→ **Stated exercise**
Say how many lines include the word "shipping". Reply with nothing but the number.

→ **Supplied records**
====================

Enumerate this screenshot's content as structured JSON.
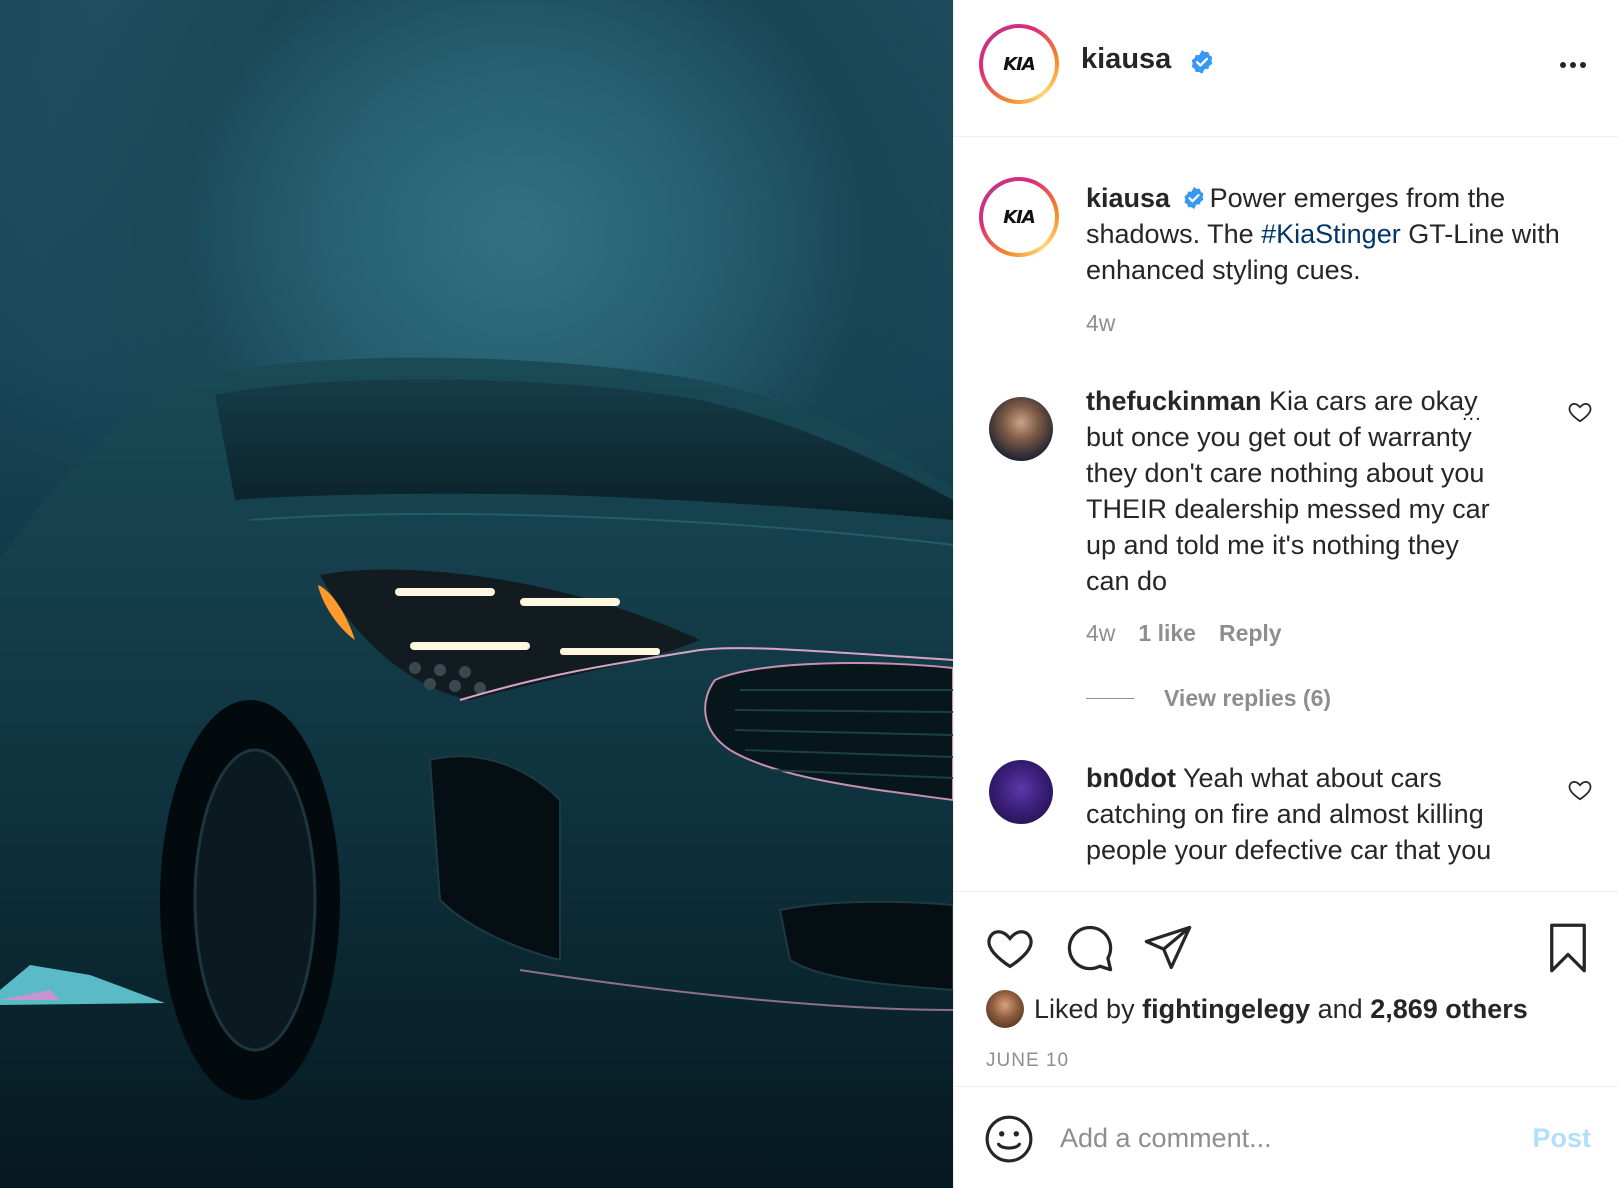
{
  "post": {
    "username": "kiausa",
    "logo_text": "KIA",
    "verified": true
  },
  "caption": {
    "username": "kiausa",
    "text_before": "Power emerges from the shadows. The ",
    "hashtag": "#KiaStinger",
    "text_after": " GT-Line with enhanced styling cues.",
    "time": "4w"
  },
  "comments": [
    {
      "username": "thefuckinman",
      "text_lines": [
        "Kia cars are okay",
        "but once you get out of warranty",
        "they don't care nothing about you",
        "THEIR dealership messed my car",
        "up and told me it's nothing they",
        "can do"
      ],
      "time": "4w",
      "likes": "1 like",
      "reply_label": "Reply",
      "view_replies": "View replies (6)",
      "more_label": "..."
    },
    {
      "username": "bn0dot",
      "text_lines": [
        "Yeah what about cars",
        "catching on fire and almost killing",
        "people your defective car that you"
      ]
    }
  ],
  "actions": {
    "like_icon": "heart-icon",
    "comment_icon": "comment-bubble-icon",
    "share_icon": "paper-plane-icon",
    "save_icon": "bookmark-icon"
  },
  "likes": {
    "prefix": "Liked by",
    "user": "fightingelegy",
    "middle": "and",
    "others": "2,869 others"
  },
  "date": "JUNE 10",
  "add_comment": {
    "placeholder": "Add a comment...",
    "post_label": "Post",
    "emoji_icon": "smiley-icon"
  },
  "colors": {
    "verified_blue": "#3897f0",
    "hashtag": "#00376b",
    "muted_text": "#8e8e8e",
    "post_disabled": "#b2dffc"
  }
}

====================

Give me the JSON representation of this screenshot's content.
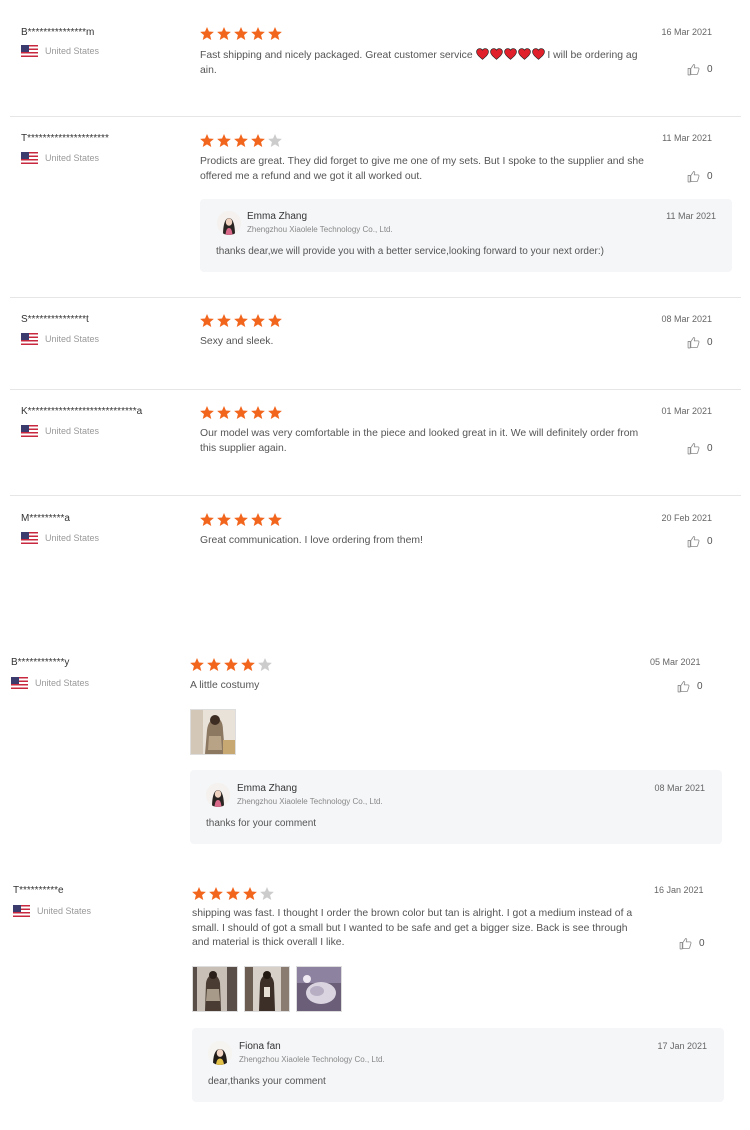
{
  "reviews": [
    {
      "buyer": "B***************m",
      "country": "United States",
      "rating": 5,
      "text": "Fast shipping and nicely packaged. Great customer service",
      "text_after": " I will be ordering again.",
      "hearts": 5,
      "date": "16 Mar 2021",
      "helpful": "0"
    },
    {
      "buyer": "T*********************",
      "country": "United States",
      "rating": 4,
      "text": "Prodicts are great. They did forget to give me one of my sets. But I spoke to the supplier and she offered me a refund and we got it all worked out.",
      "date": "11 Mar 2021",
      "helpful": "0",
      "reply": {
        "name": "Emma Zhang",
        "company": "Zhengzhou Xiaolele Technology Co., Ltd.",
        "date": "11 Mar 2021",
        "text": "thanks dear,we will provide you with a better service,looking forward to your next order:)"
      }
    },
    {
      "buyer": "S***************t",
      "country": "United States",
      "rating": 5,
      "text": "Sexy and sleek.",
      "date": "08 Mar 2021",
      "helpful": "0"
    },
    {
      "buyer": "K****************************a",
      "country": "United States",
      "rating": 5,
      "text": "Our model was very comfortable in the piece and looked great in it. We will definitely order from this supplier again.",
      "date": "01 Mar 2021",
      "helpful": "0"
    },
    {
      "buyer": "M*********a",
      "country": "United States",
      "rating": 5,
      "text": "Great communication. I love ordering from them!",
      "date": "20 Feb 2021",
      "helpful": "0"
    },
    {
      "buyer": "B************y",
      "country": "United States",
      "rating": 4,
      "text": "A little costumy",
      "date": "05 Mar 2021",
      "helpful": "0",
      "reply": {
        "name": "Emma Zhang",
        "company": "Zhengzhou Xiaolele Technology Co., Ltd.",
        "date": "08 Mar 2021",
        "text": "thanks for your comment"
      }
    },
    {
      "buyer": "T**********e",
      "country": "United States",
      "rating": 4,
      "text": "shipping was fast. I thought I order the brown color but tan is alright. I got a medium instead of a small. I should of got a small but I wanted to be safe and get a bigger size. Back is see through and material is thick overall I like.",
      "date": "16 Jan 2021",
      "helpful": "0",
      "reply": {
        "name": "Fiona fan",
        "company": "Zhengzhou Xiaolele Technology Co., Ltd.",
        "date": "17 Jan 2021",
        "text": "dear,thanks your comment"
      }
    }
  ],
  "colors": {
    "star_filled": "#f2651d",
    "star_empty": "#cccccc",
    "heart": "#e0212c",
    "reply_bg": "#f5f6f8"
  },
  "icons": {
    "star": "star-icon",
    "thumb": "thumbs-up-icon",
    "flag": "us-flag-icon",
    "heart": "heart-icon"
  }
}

====================

→ **Correct answer**
2